• _Document section_
----
More than 25 years ago, biologists in Arkansas began to report dozens of bald eagles paralyzed, convulsing, or dead. Their brains were pocked with lesions never seen before in eagles. The disease was soon found in other birds across the southeastern United States. Eventually, researchers linked the deaths to a new species of cyanobacteria growing on an invasive aquatic weed that is spreading across the country. The problem persists, with the disease detected regularly in a few birds, yet the culprit’s chemical weapon has remained unknown.
Today in Science, a team identifies a novel neurotoxin produced by the cyanobacteria and shows that it harms not just birds, but fish and invertebrates, too. “This research is a very, very impressive piece of scientific detective work,” says microbiologist Susanna Wood of the Cawthron Institute. An unusual feature of the toxic molecule is the presence of bromine, which is scarce in lakes and rarely found in cyanobacteria. One possible explanation: the cyanobacteria produce the toxin from a bromide-containing herbicide that lake managers use to control the weed.
The discovery highlights the threat of toxic cyanobacteria that grow in sediment and on plants, Wood says, where routine water quality monitoring might miss them. The finding also equips researchers to survey lakes, wildlife, and other cyanobacteria for the new toxin. “It will be very useful,” says Judy Westrick, a chemist who studies cyanobacterial toxins at Wayne State University and was not involved in the new research. “I started jumping because I got so excited.”
----
• _Recorded information_
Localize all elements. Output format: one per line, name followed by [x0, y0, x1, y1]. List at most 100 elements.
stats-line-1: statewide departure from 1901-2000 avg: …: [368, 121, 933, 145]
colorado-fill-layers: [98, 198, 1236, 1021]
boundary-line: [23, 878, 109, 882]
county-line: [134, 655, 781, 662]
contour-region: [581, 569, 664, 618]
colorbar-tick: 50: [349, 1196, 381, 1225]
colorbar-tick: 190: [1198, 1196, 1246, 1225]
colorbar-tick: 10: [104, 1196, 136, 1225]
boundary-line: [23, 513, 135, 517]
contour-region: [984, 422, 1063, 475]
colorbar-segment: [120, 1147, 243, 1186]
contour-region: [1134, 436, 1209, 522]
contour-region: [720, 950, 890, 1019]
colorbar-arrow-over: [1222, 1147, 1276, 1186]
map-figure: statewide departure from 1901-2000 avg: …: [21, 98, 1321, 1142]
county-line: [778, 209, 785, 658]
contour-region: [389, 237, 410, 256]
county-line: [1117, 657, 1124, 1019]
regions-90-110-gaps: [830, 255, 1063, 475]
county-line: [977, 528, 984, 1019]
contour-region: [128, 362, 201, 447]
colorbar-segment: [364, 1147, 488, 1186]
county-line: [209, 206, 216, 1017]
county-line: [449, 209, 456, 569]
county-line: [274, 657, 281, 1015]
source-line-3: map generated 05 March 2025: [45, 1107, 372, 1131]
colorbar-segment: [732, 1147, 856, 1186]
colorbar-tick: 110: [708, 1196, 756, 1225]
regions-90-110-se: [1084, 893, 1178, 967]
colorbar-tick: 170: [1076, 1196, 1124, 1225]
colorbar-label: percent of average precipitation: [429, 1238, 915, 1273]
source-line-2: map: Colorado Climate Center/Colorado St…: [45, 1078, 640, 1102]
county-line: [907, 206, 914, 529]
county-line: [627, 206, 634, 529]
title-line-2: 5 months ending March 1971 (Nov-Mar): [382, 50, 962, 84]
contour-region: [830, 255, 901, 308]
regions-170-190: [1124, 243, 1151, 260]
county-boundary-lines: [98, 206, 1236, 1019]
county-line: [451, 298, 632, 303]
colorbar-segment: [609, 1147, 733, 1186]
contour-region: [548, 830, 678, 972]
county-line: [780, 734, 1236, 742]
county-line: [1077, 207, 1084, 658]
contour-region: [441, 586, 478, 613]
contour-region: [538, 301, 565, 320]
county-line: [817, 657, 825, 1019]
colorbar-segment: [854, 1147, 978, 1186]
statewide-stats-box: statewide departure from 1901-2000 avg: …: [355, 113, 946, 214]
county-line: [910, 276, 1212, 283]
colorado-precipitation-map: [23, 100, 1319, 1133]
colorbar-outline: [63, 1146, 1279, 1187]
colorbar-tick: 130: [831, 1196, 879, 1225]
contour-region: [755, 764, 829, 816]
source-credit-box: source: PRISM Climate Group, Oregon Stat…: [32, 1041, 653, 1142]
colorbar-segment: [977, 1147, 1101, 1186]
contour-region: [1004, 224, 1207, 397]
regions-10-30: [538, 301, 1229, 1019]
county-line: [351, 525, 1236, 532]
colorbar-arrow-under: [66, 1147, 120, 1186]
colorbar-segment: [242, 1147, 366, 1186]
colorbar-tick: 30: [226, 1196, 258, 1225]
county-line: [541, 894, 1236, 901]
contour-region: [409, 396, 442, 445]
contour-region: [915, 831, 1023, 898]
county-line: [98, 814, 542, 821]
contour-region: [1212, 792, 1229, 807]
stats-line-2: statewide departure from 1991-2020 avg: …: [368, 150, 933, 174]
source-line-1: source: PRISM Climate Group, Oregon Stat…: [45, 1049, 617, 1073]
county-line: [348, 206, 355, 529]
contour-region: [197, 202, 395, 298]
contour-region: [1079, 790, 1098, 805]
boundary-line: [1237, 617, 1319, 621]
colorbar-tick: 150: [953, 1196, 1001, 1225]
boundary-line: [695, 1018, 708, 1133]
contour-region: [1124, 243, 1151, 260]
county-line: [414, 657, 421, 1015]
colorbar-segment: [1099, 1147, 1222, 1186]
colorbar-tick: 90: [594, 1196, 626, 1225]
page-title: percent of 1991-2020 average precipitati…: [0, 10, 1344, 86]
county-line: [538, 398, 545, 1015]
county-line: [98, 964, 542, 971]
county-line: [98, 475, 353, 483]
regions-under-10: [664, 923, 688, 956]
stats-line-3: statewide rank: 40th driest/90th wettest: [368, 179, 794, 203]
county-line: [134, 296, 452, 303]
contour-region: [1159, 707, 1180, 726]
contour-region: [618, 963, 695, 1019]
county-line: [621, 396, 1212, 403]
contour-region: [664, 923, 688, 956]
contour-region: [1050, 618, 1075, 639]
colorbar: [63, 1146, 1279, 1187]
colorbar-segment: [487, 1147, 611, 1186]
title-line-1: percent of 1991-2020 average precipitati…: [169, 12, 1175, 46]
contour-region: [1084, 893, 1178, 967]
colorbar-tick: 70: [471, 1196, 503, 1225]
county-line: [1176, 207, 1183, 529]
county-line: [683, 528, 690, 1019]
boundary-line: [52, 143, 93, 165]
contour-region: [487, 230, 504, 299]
----
• _Check your understanding_
1 – Give the part of the eagle-disease text that opens with the words containing "Today in Science, a" and closes with "control the weed." again, substituting "weedkiller" for "herbicide".
2 – Name every condition in which biologists reported finding bald eagles, according to the eagle-disease text.
3 – Answer from the eagle-disease text:
(a) In which state did biologists first report the affected bald eagles?
(b) Which element makes the toxic molecule unusual?
(c) At which university does Judy Westrick work?

• _Solutions by task_
1 –
Today in Science, a team identifies a novel neurotoxin produced by the cyanobacteria and shows that it harms not just birds, but fish and invertebrates, too. “This research is a very, very impressive piece of scientific detective work,” says microbiologist Susanna Wood of the Cawthron Institute. An unusual feature of the toxic molecule is the presence of bromine, which is scarce in lakes and rarely found in cyanobacteria. One possible explanation: the cyanobacteria produce the toxin from a bromide-containing weedkiller that lake managers use to control the weed.

2 – paralyzed, convulsing, dead

3 –
(a) Arkansas
(b) Bromine
(c) Wayne State University